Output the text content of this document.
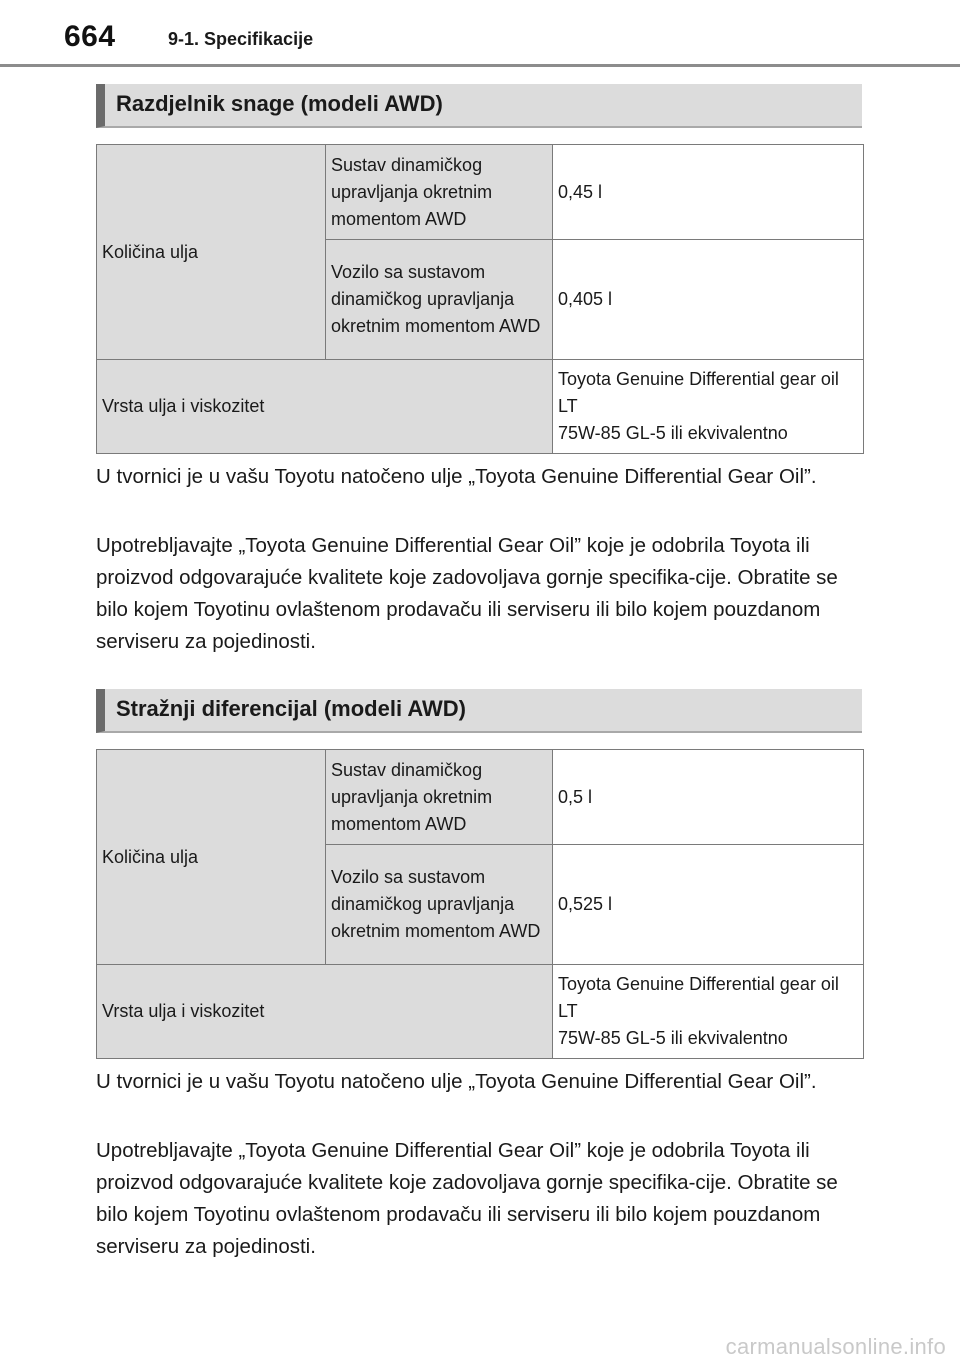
664	9-1. Specifikacije
Razdjelnik snage (modeli AWD)
Količina ulja	Sustav dinamičkog upravljanja okretnim momentom AWD	0,45 l
	Vozilo sa sustavom dinamičkog upravljanja okretnim momentom AWD	0,405 l
Vrsta ulja i viskozitet		Toyota Genuine Differential gear oil LT
75W-85 GL-5 ili ekvivalentno

U tvornici je u vašu Toyotu natočeno ulje „Toyota Genuine Differential Gear Oil”.

Upotrebljavajte „Toyota Genuine Differential Gear Oil” koje je odobrila Toyota ili proizvod odgovarajuće kvalitete koje zadovoljava gornje specifika-cije. Obratite se bilo kojem Toyotinu ovlaštenom prodavaču ili serviseru ili bilo kojem pouzdanom serviseru za pojedinosti.

Stražnji diferencijal (modeli AWD)
Količina ulja	Sustav dinamičkog upravljanja okretnim momentom AWD	0,5 l
	Vozilo sa sustavom dinamičkog upravljanja okretnim momentom AWD	0,525 l
Vrsta ulja i viskozitet		Toyota Genuine Differential gear oil LT
75W-85 GL-5 ili ekvivalentno

U tvornici je u vašu Toyotu natočeno ulje „Toyota Genuine Differential Gear Oil”.

Upotrebljavajte „Toyota Genuine Differential Gear Oil” koje je odobrila Toyota ili proizvod odgovarajuće kvalitete koje zadovoljava gornje specifika-cije. Obratite se bilo kojem Toyotinu ovlaštenom prodavaču ili serviseru ili bilo kojem pouzdanom serviseru za pojedinosti.

carmanualsonline.info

## Written problem:
From the material above, copy everything exactly but the pictures.

## Completed exercise:
Output the text content of this document.
664	9-1. Specifikacije
Razdjelnik snage (modeli AWD)
Količina ulja	Sustav dinamičkog upravljanja okretnim momentom AWD	0,45 l
	Vozilo sa sustavom dinamičkog upravljanja okretnim momentom AWD	0,405 l
Vrsta ulja i viskozitet		Toyota Genuine Differential gear oil LT
75W-85 GL-5 ili ekvivalentno

U tvornici je u vašu Toyotu natočeno ulje „Toyota Genuine Differential Gear Oil”.

Upotrebljavajte „Toyota Genuine Differential Gear Oil” koje je odobrila Toyota ili proizvod odgovarajuće kvalitete koje zadovoljava gornje specifika-cije. Obratite se bilo kojem Toyotinu ovlaštenom prodavaču ili serviseru ili bilo kojem pouzdanom serviseru za pojedinosti.

Stražnji diferencijal (modeli AWD)
Količina ulja	Sustav dinamičkog upravljanja okretnim momentom AWD	0,5 l
	Vozilo sa sustavom dinamičkog upravljanja okretnim momentom AWD	0,525 l
Vrsta ulja i viskozitet		Toyota Genuine Differential gear oil LT
75W-85 GL-5 ili ekvivalentno

U tvornici je u vašu Toyotu natočeno ulje „Toyota Genuine Differential Gear Oil”.

Upotrebljavajte „Toyota Genuine Differential Gear Oil” koje je odobrila Toyota ili proizvod odgovarajuće kvalitete koje zadovoljava gornje specifika-cije. Obratite se bilo kojem Toyotinu ovlaštenom prodavaču ili serviseru ili bilo kojem pouzdanom serviseru za pojedinosti.

carmanualsonline.info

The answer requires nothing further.